Task brief:
Collect the lines of the entries where "under" shows up.

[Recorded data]
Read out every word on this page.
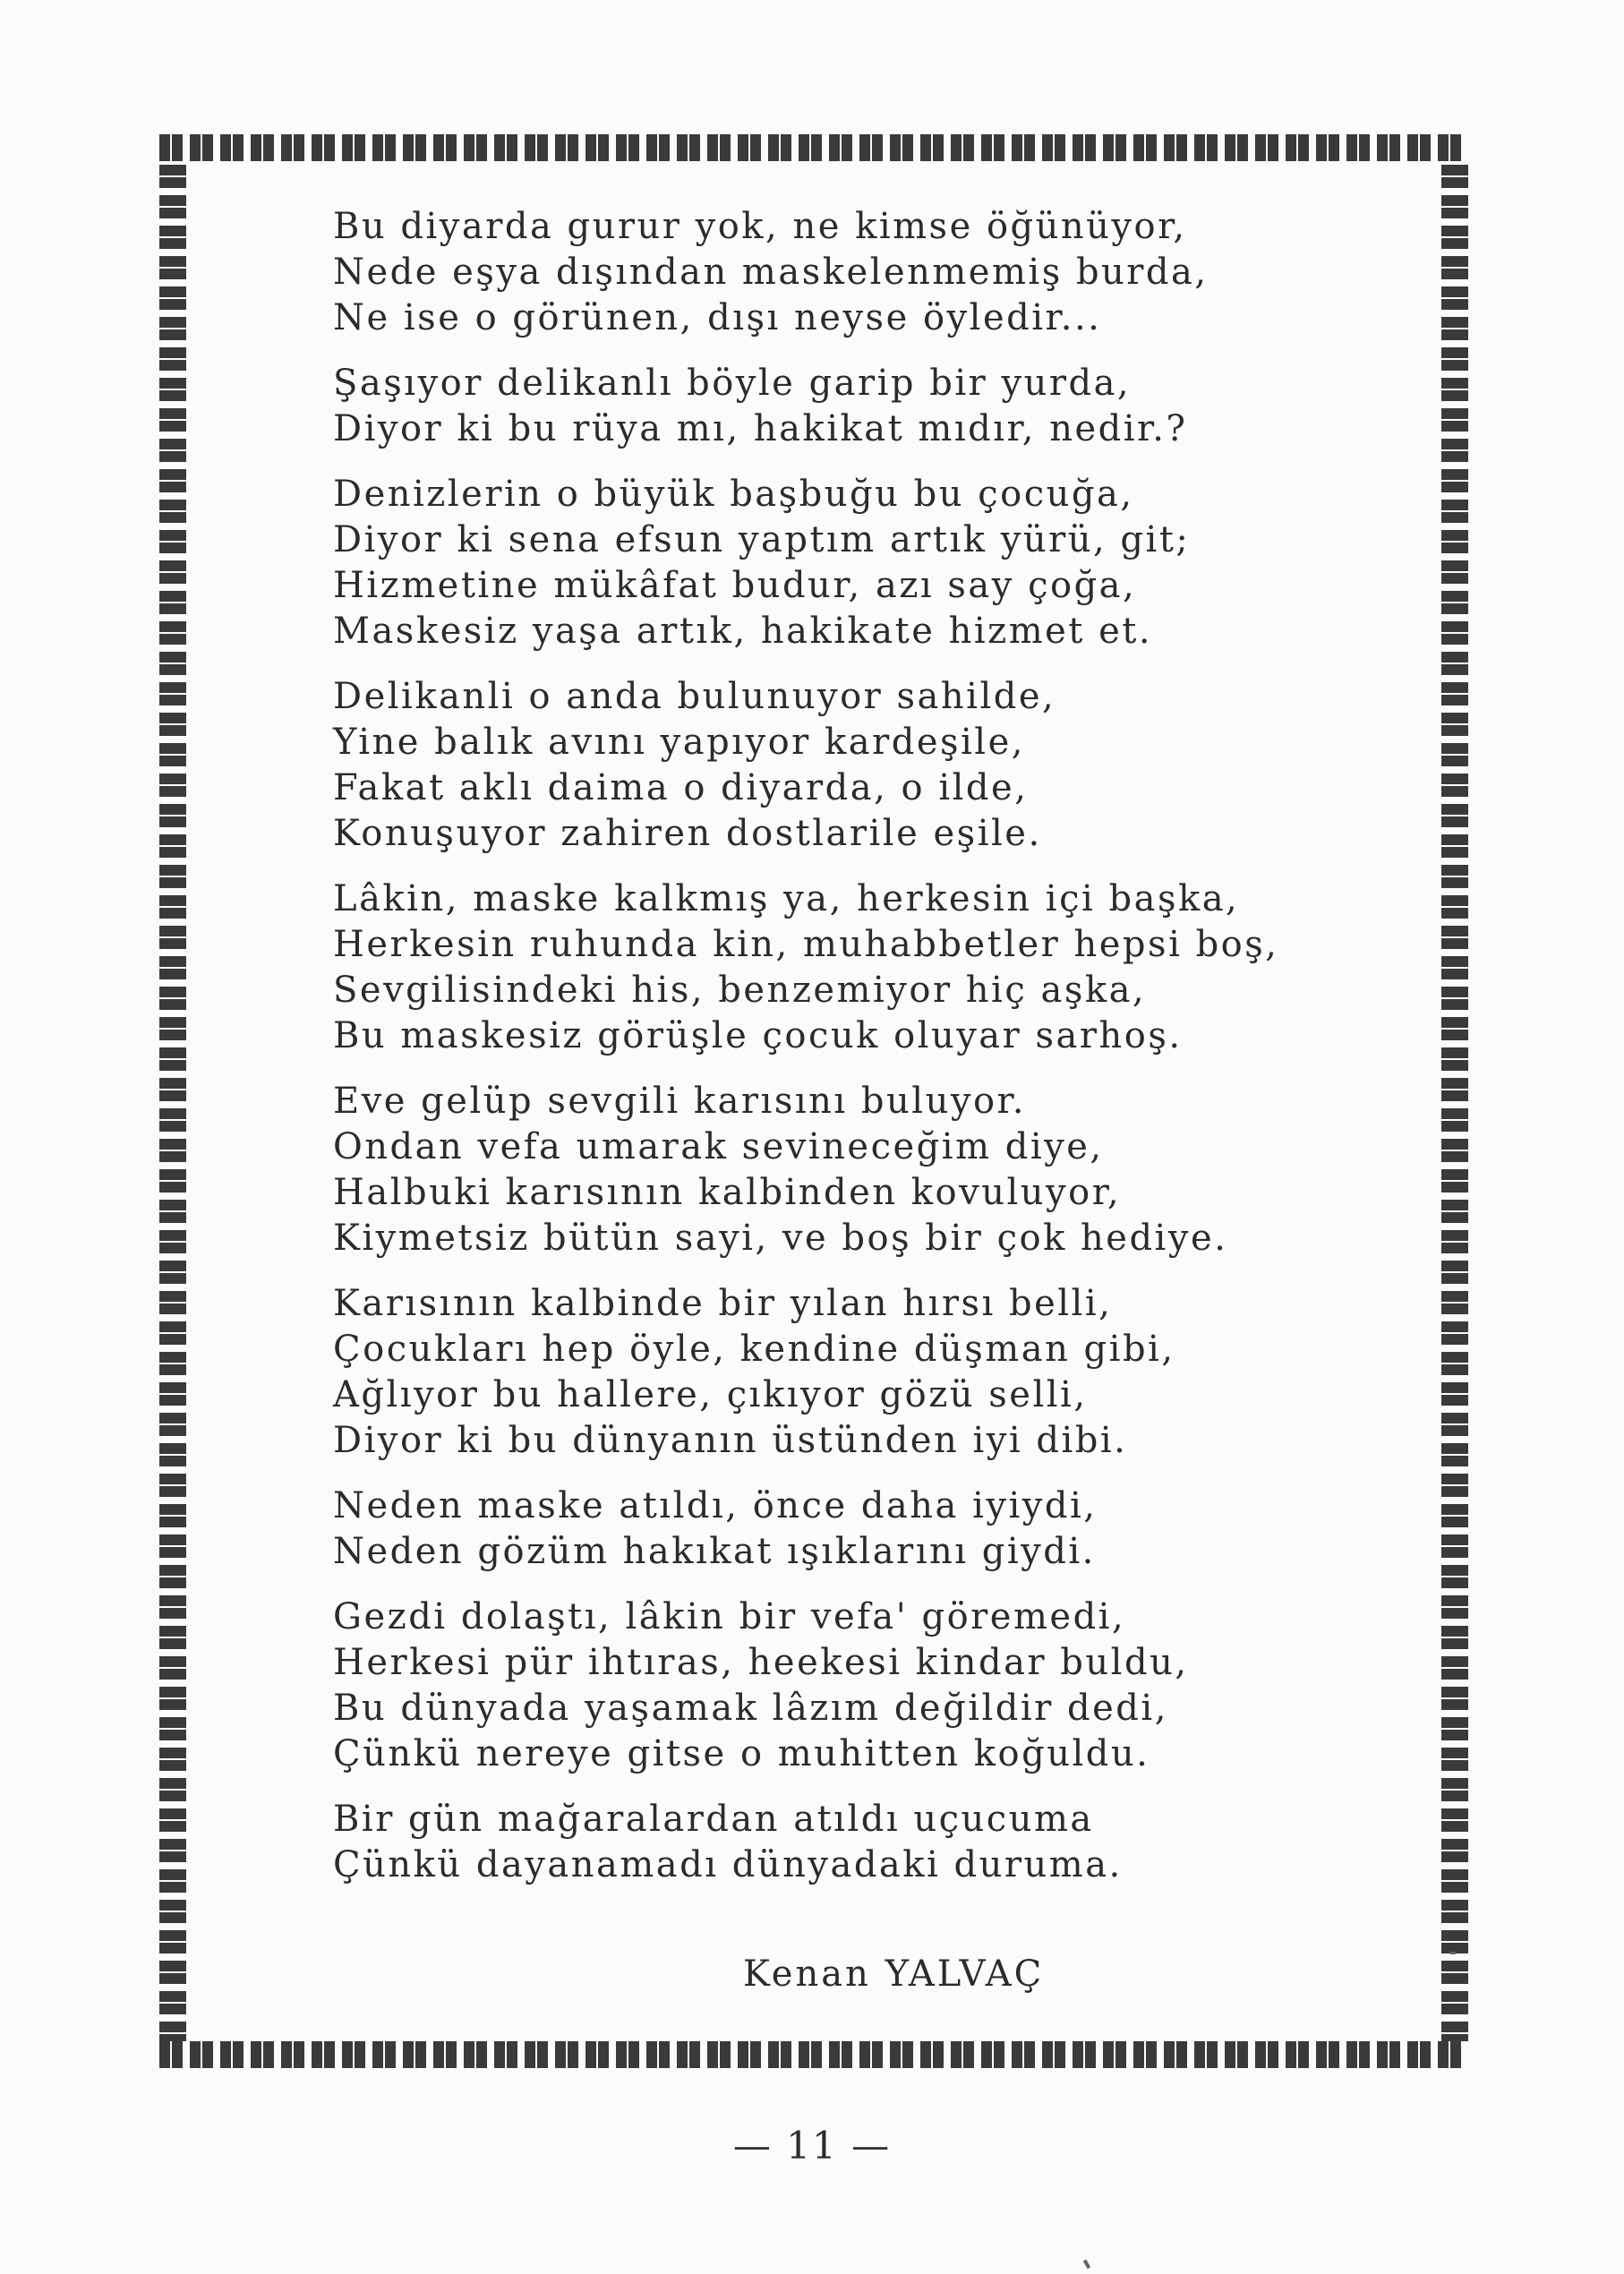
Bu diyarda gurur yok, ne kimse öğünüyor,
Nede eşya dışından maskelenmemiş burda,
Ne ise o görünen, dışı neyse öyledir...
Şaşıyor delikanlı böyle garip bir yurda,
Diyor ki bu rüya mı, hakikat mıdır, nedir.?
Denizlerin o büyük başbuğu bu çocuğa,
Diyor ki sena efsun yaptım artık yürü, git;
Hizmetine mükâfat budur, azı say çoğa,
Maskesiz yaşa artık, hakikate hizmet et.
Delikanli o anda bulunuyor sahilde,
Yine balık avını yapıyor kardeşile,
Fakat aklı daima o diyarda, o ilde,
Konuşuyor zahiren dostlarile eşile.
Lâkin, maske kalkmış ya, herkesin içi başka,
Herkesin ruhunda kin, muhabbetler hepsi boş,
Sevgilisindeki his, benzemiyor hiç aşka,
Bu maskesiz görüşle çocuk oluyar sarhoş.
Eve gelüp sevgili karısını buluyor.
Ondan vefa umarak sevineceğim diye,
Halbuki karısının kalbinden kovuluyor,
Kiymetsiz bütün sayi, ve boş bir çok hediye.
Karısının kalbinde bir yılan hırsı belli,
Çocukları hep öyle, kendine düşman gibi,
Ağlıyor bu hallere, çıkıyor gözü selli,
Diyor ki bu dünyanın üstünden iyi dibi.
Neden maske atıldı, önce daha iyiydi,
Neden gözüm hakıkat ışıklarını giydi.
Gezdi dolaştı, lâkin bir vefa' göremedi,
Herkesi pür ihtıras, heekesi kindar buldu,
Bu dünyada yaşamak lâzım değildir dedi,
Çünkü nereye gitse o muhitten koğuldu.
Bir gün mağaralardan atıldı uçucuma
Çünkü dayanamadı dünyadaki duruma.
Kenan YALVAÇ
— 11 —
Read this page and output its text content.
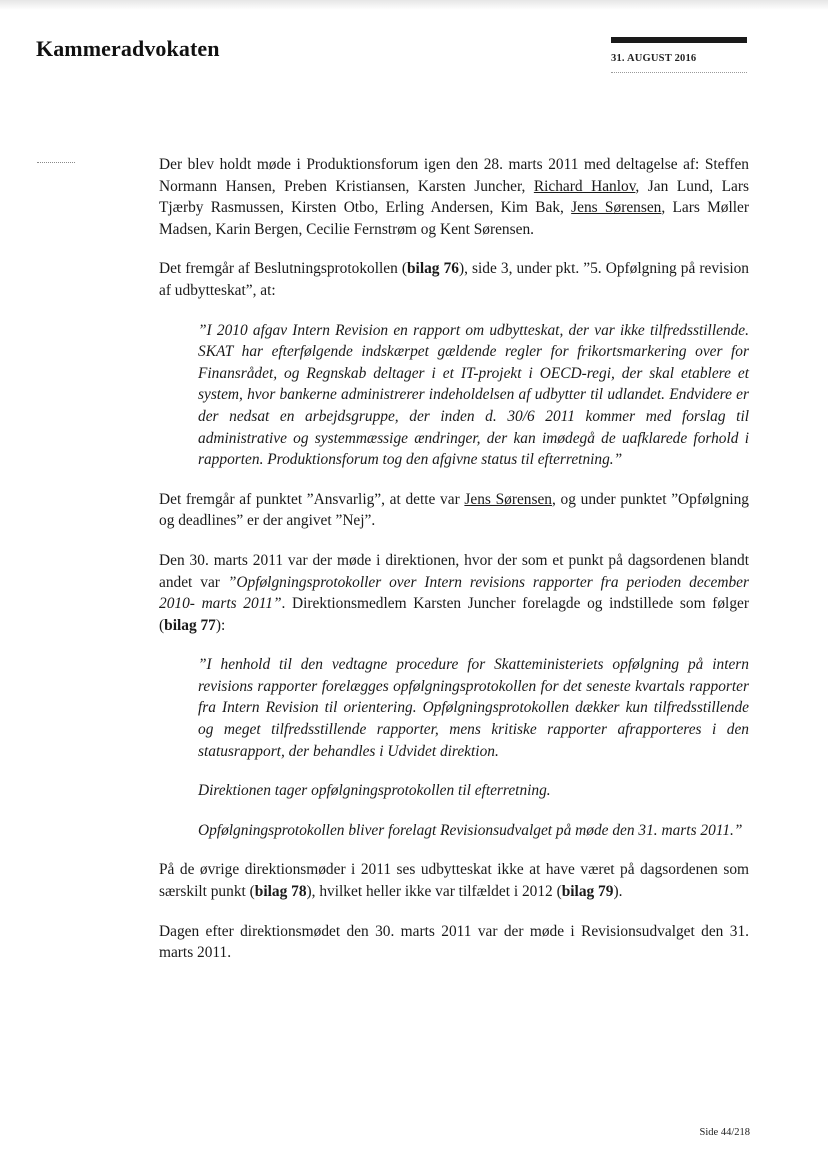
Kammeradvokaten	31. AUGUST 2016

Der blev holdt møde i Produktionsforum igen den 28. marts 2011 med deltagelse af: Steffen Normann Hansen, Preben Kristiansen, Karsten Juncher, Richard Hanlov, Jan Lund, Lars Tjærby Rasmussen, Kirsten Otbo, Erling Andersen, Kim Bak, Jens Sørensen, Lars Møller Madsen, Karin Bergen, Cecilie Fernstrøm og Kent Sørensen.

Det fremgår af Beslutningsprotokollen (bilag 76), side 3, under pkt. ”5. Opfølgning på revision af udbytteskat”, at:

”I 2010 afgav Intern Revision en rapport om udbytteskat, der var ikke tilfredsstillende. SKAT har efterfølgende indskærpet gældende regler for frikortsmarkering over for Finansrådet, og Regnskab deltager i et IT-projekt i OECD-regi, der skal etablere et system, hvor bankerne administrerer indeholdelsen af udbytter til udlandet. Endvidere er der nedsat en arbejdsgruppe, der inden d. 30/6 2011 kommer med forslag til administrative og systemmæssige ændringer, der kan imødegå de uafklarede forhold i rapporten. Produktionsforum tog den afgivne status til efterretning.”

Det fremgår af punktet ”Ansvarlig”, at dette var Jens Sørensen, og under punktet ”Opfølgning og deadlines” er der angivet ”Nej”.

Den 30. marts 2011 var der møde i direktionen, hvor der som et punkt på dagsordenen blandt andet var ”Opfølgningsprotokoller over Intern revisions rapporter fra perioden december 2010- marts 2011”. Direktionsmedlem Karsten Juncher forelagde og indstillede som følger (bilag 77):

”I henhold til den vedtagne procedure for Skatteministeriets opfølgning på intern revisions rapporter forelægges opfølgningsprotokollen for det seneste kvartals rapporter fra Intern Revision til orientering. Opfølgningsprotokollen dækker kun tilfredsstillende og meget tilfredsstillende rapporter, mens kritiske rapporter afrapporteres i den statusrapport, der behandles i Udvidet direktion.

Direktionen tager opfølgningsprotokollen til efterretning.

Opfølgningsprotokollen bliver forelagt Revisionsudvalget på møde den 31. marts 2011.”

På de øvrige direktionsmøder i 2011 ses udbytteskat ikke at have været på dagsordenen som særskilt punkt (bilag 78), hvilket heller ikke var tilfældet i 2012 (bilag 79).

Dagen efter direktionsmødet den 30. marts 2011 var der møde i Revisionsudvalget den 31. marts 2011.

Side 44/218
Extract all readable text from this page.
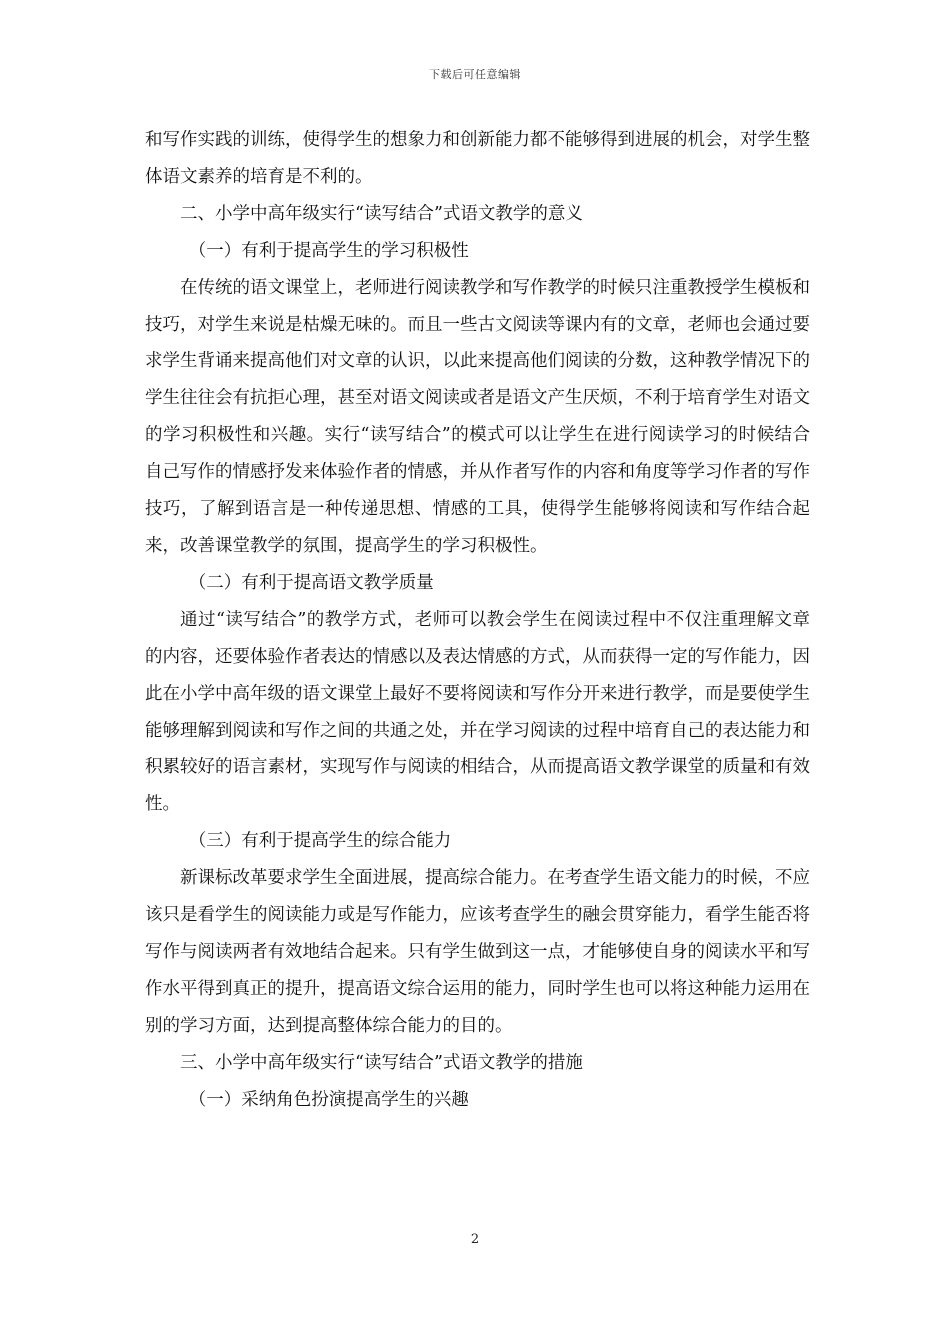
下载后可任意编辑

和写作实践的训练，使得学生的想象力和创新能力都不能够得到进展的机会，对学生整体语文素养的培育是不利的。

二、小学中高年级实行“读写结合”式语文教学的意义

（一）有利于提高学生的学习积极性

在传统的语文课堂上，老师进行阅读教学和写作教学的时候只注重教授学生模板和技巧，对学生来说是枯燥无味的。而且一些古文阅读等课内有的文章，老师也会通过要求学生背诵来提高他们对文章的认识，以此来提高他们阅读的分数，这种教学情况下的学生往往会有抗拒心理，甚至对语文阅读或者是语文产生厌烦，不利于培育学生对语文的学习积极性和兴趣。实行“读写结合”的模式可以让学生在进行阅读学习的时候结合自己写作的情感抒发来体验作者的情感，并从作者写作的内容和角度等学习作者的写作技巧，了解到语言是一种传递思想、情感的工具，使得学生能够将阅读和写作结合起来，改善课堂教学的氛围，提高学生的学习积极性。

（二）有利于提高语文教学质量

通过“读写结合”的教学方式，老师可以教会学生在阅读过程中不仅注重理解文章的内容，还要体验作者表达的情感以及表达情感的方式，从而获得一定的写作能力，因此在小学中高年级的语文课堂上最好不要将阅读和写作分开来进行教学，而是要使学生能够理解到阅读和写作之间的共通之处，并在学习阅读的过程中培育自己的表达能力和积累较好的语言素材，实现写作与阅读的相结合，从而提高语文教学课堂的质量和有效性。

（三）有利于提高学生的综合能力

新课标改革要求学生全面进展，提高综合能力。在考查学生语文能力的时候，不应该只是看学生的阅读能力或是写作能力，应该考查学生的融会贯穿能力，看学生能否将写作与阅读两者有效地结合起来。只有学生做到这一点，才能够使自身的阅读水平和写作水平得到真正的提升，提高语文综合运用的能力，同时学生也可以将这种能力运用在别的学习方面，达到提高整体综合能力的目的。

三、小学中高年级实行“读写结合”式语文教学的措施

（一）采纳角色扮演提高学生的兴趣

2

Solution to the problem:
Det fremgår af Beslutningsprotokollen (bilag 76), side 3, under pkt. ”5. Opfølgning på revision af udbytteskat”, at:
Det fremgår af punktet ”Ansvarlig”, at dette var Jens Sørensen, og under punktet ”Opfølgning og deadlines” er der angivet ”Nej”.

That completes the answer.